Work through the data line by line, gathering every line that has the word "caption".
══ The input
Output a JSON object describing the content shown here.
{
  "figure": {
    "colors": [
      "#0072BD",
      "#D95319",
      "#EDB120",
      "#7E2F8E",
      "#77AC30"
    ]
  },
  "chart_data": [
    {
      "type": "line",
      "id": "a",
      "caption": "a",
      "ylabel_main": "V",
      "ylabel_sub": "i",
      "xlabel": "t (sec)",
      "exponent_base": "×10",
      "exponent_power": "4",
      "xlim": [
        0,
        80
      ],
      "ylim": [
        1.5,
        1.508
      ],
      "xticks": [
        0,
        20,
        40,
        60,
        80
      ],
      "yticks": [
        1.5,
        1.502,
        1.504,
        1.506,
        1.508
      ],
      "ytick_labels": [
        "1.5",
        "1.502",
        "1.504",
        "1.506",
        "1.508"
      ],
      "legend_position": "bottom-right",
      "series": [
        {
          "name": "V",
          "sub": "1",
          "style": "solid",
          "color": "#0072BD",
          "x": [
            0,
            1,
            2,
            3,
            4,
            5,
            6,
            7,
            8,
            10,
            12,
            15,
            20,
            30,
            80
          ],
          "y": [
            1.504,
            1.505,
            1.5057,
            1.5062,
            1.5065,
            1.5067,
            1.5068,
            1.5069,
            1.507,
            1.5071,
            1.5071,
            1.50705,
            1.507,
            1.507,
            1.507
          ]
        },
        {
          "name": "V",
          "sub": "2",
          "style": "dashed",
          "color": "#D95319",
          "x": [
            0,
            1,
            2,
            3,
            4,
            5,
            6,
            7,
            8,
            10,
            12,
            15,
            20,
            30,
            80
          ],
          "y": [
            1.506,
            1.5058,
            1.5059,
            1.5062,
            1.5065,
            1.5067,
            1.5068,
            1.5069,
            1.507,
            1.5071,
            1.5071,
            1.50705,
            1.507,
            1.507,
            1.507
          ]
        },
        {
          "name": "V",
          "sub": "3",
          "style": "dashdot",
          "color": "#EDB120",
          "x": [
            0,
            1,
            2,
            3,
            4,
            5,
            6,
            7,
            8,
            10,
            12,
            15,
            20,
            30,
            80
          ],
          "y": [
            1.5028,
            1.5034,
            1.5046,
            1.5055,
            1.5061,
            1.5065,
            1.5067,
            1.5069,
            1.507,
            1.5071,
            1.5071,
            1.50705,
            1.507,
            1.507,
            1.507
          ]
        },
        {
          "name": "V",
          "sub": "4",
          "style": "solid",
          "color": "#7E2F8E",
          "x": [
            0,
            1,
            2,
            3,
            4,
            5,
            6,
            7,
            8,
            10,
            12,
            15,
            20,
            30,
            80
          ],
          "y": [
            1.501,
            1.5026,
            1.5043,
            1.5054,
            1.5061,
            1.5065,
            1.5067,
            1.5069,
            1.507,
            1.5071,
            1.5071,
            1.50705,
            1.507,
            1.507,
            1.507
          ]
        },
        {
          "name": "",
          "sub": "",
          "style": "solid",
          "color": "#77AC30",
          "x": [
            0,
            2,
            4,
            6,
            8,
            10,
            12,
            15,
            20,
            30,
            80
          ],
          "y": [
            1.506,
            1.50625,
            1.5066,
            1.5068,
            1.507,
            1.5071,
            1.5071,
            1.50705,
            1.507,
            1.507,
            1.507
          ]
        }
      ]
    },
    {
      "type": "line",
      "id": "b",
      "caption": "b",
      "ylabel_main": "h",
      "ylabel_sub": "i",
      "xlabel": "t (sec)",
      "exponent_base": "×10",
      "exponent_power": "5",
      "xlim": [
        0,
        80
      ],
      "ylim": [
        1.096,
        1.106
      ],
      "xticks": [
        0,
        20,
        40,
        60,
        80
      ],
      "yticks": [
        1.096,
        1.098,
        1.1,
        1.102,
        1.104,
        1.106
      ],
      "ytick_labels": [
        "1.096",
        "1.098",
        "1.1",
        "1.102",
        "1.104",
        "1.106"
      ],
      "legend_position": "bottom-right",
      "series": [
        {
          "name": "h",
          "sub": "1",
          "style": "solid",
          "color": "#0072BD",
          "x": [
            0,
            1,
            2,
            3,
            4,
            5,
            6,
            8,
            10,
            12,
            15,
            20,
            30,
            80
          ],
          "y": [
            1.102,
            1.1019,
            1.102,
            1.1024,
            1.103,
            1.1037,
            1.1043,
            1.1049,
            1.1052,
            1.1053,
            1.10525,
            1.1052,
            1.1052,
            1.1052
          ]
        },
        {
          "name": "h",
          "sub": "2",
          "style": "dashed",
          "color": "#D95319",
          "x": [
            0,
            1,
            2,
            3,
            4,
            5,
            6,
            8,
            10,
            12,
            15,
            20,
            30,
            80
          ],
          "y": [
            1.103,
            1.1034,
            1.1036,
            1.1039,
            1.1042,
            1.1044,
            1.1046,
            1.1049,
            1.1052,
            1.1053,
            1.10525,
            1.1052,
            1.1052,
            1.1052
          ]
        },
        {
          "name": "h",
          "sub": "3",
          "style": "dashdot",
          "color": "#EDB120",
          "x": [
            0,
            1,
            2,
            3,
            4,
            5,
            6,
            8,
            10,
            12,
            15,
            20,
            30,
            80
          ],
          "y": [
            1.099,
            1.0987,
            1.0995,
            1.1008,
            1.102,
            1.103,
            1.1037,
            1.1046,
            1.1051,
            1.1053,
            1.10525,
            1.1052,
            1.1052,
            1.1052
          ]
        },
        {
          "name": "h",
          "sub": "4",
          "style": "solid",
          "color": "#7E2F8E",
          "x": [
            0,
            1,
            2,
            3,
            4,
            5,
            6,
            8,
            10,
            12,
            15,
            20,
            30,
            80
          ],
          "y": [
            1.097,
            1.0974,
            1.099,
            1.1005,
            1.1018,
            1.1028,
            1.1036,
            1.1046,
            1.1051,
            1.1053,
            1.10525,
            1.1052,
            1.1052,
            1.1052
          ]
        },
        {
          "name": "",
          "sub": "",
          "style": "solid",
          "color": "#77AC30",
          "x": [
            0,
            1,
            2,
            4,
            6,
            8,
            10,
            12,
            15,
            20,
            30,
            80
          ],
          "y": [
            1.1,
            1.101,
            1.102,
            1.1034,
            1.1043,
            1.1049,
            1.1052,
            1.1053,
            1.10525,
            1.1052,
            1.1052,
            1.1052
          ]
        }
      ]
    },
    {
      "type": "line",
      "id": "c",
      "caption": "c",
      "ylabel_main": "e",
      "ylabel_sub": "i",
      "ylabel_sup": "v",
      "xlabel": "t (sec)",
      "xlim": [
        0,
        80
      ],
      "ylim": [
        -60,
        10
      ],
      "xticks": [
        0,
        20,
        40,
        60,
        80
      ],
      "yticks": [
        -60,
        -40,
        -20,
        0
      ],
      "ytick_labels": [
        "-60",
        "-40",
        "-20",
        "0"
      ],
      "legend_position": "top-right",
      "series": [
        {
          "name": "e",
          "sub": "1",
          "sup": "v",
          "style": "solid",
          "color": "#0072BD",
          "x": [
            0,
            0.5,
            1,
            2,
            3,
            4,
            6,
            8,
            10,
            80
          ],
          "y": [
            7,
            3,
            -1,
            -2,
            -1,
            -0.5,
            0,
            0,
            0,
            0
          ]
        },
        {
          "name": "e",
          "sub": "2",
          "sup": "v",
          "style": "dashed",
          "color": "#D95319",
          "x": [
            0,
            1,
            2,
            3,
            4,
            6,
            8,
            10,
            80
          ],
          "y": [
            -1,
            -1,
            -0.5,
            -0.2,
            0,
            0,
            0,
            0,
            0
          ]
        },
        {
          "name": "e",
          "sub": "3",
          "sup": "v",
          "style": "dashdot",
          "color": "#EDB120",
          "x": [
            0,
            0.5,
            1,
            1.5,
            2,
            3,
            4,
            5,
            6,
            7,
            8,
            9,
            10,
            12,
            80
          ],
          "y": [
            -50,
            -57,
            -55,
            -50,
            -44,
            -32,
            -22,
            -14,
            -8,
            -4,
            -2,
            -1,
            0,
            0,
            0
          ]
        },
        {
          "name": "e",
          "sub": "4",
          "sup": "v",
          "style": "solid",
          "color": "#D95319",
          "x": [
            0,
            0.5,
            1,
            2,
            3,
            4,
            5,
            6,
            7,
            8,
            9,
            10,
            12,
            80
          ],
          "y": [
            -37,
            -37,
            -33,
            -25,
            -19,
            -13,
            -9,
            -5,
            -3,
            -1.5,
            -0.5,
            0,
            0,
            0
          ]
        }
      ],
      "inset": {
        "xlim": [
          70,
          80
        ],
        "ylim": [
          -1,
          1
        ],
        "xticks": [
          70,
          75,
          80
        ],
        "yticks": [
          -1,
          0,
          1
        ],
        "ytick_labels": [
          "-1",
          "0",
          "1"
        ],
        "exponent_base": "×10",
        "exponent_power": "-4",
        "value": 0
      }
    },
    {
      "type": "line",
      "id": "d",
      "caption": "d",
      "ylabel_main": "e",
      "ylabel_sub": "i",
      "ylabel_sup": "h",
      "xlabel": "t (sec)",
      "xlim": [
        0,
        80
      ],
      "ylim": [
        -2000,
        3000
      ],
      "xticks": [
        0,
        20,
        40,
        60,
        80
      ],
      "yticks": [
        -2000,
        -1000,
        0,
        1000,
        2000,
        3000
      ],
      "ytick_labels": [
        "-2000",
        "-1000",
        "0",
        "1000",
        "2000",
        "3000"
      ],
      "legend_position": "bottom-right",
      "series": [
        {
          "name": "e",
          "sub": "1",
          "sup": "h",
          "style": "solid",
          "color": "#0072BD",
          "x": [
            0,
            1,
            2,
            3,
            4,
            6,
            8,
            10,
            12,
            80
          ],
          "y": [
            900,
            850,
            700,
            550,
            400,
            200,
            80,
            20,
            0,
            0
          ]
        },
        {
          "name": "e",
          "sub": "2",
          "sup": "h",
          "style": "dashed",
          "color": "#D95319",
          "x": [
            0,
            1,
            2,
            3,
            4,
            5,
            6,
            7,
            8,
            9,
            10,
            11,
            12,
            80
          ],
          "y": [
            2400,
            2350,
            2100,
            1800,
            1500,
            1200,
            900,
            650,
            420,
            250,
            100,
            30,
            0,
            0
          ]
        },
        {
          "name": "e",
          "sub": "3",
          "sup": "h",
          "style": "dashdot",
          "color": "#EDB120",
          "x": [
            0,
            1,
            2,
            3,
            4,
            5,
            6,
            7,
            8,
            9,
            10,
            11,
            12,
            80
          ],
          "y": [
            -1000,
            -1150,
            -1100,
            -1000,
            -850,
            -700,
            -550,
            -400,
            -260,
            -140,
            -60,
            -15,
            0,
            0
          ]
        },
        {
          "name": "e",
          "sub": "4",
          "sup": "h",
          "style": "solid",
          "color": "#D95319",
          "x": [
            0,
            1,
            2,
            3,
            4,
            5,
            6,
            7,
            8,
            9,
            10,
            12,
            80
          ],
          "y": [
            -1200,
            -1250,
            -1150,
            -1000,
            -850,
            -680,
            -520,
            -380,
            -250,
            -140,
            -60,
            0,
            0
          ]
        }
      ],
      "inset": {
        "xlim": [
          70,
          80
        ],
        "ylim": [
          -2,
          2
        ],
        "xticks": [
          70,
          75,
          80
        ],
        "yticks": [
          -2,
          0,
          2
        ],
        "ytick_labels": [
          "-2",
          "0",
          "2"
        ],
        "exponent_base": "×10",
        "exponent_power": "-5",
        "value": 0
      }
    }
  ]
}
════
* _Solved problem_
      "caption": "a",
      "caption": "b",
      "caption": "c",
      "caption": "d",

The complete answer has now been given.